— start of SUPPLIED MATERIAL —

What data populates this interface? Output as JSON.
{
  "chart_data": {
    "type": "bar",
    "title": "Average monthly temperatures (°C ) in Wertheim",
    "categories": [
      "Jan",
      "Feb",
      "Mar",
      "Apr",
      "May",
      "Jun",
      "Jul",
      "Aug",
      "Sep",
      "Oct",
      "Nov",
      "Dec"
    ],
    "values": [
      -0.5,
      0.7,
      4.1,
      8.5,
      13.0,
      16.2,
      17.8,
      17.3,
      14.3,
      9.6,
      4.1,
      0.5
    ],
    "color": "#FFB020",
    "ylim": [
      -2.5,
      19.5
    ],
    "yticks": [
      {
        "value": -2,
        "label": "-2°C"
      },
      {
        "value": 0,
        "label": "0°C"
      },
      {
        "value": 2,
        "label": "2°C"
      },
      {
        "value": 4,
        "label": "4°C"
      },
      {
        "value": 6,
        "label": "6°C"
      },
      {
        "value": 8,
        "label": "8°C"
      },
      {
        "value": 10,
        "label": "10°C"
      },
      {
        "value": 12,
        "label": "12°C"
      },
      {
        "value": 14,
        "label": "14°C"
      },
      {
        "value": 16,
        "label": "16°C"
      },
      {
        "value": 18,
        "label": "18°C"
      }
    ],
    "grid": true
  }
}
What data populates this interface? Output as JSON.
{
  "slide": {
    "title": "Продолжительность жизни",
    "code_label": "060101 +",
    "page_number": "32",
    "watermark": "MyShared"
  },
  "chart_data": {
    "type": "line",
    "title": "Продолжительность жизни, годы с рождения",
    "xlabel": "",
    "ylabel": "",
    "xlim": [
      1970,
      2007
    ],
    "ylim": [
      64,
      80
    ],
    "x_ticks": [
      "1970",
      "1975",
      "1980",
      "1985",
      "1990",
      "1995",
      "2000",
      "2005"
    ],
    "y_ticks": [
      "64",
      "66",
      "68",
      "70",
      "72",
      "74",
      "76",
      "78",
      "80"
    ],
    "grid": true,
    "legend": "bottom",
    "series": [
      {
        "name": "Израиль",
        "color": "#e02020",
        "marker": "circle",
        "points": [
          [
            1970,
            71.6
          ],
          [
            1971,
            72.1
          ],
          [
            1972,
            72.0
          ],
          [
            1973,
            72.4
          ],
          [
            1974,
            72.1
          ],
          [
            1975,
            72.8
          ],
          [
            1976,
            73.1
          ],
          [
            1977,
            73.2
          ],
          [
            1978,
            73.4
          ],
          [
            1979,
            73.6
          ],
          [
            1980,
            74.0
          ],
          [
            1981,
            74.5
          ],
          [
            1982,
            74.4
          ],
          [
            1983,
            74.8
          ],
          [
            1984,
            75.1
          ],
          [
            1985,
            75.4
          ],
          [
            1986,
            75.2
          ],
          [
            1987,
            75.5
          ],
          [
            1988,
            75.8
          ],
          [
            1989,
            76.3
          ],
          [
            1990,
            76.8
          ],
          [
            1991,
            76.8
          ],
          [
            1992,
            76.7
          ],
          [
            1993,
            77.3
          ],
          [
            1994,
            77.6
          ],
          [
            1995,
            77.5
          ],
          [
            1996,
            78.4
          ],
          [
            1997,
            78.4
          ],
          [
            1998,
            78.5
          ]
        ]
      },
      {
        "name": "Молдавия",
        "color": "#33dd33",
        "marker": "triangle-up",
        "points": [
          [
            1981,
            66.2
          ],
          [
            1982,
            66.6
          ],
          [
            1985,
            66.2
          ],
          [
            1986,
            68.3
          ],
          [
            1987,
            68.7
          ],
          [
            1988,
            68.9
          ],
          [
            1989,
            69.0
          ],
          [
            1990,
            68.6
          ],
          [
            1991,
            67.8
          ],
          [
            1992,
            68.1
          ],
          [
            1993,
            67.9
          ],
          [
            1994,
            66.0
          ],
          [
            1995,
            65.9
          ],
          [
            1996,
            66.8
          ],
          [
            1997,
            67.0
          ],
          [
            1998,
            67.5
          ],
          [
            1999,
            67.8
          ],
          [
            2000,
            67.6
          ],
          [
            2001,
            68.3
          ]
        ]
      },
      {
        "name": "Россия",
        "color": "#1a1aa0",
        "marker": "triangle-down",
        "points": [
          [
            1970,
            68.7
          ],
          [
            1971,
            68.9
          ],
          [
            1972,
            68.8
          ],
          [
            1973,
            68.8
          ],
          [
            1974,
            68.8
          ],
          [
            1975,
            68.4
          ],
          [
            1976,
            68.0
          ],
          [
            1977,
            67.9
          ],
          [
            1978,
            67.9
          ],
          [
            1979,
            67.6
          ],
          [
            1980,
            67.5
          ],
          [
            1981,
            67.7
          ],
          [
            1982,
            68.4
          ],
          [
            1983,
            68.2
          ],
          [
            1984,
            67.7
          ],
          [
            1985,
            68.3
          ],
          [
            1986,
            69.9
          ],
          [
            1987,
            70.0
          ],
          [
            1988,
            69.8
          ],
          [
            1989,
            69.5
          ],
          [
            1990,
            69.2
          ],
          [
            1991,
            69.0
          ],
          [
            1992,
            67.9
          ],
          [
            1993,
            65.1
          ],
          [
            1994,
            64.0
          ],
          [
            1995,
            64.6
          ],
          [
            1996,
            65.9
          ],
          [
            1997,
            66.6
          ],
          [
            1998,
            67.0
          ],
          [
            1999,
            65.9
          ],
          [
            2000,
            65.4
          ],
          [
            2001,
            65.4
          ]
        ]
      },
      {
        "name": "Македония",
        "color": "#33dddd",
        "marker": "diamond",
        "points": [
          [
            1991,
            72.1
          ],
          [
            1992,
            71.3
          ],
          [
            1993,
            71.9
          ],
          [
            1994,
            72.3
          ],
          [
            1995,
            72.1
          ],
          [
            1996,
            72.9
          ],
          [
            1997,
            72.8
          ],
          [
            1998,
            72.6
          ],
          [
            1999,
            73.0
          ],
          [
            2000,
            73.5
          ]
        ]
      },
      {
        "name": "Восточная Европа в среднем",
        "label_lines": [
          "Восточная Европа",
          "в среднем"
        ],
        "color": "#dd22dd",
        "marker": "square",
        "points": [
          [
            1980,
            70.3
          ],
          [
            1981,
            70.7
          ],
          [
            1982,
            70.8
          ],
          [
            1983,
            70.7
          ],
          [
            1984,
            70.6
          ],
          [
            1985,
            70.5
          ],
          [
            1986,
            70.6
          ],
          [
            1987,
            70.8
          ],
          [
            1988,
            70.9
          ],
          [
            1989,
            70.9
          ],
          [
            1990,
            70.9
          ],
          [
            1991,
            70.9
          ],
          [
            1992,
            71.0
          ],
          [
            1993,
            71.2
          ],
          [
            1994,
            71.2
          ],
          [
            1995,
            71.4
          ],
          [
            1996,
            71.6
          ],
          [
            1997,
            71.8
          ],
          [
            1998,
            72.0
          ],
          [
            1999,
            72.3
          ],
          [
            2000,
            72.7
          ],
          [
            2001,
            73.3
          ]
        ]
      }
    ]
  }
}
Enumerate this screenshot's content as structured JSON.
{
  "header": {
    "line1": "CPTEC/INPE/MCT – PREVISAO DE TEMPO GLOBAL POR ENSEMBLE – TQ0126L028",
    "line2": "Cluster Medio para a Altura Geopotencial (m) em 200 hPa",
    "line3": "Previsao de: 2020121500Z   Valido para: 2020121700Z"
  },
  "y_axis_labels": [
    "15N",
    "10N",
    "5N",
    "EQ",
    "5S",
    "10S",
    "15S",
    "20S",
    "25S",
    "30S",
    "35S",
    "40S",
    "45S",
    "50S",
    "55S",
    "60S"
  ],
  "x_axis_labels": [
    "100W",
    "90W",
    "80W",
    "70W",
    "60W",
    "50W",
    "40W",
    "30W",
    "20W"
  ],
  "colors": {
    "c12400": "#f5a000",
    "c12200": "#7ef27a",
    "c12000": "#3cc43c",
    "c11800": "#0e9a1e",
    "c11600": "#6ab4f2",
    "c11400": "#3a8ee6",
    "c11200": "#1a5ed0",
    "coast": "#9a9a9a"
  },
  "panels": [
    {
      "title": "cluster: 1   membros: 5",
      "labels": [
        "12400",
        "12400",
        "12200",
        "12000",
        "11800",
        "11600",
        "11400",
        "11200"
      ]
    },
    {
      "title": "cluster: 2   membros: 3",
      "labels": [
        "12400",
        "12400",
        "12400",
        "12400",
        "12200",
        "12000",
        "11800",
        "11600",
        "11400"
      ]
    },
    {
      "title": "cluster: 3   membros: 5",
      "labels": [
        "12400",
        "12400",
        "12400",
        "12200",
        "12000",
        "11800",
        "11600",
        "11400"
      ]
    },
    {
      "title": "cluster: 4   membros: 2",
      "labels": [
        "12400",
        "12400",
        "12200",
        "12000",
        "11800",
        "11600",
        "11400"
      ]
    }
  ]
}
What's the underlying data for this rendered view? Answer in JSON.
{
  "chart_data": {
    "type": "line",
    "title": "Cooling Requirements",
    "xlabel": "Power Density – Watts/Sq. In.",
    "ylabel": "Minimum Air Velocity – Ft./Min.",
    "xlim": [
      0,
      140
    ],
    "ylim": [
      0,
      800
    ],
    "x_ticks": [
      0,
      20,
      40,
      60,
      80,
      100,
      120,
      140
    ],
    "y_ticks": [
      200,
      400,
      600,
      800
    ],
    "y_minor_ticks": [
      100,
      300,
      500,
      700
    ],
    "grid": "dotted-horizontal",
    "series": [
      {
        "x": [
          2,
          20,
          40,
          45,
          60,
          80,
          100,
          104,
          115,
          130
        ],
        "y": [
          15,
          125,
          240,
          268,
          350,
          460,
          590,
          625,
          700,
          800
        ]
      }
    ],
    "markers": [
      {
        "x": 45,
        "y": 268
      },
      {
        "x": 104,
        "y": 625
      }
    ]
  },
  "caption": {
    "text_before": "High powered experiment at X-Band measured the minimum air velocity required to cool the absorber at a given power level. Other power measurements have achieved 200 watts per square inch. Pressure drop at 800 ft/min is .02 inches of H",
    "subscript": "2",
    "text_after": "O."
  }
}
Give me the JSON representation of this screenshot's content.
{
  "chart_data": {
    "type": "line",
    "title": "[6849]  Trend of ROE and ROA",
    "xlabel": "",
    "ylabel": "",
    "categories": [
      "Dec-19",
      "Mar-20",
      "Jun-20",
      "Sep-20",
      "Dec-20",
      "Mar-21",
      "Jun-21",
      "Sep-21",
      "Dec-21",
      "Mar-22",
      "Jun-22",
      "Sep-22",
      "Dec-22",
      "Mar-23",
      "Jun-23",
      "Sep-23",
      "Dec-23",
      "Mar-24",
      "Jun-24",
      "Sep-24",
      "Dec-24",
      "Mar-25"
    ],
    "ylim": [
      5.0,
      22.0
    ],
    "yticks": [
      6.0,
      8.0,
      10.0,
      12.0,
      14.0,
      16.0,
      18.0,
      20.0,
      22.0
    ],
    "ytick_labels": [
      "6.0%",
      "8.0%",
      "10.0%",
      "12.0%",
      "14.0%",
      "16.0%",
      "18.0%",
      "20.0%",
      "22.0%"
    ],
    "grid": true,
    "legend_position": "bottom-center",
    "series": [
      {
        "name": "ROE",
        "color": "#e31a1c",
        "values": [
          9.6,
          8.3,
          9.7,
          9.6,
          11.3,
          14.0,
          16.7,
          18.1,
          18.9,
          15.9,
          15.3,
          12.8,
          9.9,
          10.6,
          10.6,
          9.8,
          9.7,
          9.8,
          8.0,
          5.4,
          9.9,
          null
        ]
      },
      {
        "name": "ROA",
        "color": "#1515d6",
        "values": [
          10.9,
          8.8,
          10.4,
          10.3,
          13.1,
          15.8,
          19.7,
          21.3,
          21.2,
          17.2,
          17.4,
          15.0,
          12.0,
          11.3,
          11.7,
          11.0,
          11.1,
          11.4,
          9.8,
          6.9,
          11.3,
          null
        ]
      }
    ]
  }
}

— end of SUPPLIED MATERIAL —

- PROBLEM -
Wherever a line in the data above holds "this", copy that line.

- TASK OUTPUT -
What data populates this interface? Output as JSON.
What data populates this interface? Output as JSON.
Enumerate this screenshot's content as structured JSON.
What's the underlying data for this rendered view? Answer in JSON.
Give me the JSON representation of this screenshot's content.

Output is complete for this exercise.